◆ Provided entries:
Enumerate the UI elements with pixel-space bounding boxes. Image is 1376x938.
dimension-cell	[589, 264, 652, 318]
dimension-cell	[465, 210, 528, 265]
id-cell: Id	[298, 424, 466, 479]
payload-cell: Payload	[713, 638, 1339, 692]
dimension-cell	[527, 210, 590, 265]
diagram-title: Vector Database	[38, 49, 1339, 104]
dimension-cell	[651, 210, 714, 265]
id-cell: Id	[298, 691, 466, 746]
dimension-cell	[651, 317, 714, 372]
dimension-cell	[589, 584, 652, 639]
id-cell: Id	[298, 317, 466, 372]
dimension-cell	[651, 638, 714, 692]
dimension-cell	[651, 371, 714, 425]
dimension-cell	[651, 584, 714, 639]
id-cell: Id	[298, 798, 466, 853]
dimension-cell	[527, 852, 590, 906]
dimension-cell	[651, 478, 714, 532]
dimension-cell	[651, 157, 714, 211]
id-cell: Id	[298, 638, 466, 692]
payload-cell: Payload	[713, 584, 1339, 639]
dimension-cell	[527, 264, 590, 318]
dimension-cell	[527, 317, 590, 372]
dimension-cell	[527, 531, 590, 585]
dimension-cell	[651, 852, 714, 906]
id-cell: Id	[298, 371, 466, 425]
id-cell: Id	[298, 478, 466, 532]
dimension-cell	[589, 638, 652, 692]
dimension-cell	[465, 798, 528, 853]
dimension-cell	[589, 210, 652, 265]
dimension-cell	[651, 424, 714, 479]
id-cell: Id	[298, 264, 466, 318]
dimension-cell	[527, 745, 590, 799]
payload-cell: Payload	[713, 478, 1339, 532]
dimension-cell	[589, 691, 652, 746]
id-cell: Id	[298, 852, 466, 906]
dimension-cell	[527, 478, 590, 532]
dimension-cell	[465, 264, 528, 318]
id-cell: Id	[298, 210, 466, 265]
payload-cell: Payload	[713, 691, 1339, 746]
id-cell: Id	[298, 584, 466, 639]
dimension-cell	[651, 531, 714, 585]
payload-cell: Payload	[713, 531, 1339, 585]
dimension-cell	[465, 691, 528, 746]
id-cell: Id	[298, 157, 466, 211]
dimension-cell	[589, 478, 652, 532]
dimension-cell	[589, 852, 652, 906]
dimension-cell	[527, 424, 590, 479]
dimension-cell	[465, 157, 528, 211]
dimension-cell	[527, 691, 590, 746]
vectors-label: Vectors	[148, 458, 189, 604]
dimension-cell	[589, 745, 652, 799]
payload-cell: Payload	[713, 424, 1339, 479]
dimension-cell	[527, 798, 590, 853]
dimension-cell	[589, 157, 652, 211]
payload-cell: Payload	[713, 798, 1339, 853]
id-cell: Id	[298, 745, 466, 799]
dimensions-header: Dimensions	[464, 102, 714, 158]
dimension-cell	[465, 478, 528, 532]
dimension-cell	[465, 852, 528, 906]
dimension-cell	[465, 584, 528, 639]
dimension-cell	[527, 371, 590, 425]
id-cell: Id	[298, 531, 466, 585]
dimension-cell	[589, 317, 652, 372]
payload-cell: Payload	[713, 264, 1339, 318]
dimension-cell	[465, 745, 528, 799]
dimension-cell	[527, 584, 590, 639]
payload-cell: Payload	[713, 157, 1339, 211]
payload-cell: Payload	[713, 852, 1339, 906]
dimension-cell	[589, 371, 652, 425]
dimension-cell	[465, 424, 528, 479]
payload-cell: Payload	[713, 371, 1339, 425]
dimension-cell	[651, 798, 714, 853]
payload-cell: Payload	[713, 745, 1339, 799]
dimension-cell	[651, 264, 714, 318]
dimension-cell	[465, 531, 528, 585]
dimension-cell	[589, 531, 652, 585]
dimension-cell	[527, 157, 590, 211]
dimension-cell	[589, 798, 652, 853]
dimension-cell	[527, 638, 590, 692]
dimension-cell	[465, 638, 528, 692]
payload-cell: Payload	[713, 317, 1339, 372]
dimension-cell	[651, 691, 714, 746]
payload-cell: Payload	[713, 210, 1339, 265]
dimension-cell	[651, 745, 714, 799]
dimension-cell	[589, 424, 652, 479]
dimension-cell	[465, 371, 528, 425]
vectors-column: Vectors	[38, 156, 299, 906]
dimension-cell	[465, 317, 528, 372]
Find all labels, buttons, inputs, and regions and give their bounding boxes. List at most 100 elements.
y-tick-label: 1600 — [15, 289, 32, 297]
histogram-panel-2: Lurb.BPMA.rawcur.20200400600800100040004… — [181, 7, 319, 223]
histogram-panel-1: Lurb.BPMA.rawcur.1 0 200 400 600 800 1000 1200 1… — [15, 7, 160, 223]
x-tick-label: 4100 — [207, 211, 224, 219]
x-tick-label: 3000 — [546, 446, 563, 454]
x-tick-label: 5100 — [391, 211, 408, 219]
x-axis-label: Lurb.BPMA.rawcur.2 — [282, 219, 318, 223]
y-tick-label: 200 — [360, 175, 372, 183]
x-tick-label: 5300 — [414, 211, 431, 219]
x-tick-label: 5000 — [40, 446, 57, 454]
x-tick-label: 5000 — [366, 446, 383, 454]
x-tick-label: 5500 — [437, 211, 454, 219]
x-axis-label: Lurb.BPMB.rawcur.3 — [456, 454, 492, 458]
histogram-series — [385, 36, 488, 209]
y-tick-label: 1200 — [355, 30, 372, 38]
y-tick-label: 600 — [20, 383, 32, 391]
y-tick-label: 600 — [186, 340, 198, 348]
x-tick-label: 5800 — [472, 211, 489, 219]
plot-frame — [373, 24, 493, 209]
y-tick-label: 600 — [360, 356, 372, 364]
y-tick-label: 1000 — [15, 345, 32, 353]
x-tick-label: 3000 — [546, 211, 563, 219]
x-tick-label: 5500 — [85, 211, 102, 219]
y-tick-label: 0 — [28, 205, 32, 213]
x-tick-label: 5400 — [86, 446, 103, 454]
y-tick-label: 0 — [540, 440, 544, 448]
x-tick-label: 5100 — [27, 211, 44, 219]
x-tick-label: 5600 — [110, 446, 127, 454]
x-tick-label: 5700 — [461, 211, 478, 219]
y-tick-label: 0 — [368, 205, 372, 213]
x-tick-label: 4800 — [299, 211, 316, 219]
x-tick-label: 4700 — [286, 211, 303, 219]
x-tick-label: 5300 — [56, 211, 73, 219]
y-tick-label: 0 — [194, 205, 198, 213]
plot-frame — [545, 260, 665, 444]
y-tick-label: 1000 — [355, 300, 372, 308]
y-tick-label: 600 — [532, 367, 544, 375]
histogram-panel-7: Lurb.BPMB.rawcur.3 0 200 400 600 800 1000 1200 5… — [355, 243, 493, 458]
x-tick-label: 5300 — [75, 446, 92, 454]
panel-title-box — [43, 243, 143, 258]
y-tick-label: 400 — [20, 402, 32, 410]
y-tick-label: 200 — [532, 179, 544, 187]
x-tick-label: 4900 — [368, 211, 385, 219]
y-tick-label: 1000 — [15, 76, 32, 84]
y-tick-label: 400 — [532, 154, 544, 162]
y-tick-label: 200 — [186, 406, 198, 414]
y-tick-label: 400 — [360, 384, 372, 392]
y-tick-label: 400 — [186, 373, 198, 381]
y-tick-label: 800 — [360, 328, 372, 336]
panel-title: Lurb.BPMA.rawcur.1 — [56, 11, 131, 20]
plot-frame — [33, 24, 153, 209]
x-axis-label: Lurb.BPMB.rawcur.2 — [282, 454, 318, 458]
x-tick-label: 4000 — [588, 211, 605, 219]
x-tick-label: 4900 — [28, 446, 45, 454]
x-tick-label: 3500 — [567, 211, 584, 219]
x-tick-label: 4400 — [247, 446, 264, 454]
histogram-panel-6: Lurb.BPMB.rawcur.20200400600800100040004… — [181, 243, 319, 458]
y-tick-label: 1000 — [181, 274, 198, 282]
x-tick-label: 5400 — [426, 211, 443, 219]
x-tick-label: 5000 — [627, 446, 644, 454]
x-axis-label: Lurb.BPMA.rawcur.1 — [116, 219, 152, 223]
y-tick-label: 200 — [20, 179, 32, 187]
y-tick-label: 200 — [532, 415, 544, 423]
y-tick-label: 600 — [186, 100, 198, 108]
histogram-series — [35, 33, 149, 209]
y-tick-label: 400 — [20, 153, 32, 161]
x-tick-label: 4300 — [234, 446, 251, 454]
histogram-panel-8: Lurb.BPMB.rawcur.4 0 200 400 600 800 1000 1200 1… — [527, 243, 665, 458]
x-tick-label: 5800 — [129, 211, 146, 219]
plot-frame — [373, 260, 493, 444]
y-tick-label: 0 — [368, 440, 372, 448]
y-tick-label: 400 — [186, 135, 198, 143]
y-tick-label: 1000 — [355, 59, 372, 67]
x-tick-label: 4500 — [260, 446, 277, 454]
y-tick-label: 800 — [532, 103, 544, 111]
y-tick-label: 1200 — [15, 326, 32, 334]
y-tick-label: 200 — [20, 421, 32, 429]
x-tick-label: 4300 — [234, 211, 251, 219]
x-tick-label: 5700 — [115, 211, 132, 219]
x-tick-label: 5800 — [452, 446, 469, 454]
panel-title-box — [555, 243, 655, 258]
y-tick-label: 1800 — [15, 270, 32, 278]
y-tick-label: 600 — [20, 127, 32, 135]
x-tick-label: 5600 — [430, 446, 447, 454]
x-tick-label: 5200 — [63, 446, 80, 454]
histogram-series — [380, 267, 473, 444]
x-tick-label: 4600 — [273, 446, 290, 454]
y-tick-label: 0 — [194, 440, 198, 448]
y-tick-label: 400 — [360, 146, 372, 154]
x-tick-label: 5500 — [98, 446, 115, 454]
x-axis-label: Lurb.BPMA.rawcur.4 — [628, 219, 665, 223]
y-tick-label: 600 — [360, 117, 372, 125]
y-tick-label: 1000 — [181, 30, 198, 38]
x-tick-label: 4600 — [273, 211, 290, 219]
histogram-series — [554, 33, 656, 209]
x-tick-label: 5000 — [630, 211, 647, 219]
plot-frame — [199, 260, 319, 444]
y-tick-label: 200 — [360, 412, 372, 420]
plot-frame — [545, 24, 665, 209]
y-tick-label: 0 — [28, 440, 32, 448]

◆ Request:
Convert the entries from the first line through the line holding "638, 714, 692]", inclusive, into a Markdown table with the columns Row and Line, numbering each row and leaving out blank lines.

◆ Result:
| Row | Line |
|---|---|
| 1 | Enumerate the UI elements with pixel-space bounding boxes. Image is 1376x938. |
| 2 | dimension-cell	[589, 264, 652, 318] |
| 3 | dimension-cell	[465, 210, 528, 265] |
| 4 | id-cell: Id	[298, 424, 466, 479] |
| 5 | payload-cell: Payload	[713, 638, 1339, 692] |
| 6 | dimension-cell	[527, 210, 590, 265] |
| 7 | diagram-title: Vector Database	[38, 49, 1339, 104] |
| 8 | dimension-cell	[651, 210, 714, 265] |
| 9 | id-cell: Id	[298, 691, 466, 746] |
| 10 | dimension-cell	[651, 317, 714, 372] |
| 11 | dimension-cell	[589, 584, 652, 639] |
| 12 | id-cell: Id	[298, 317, 466, 372] |
| 13 | dimension-cell	[651, 638, 714, 692] |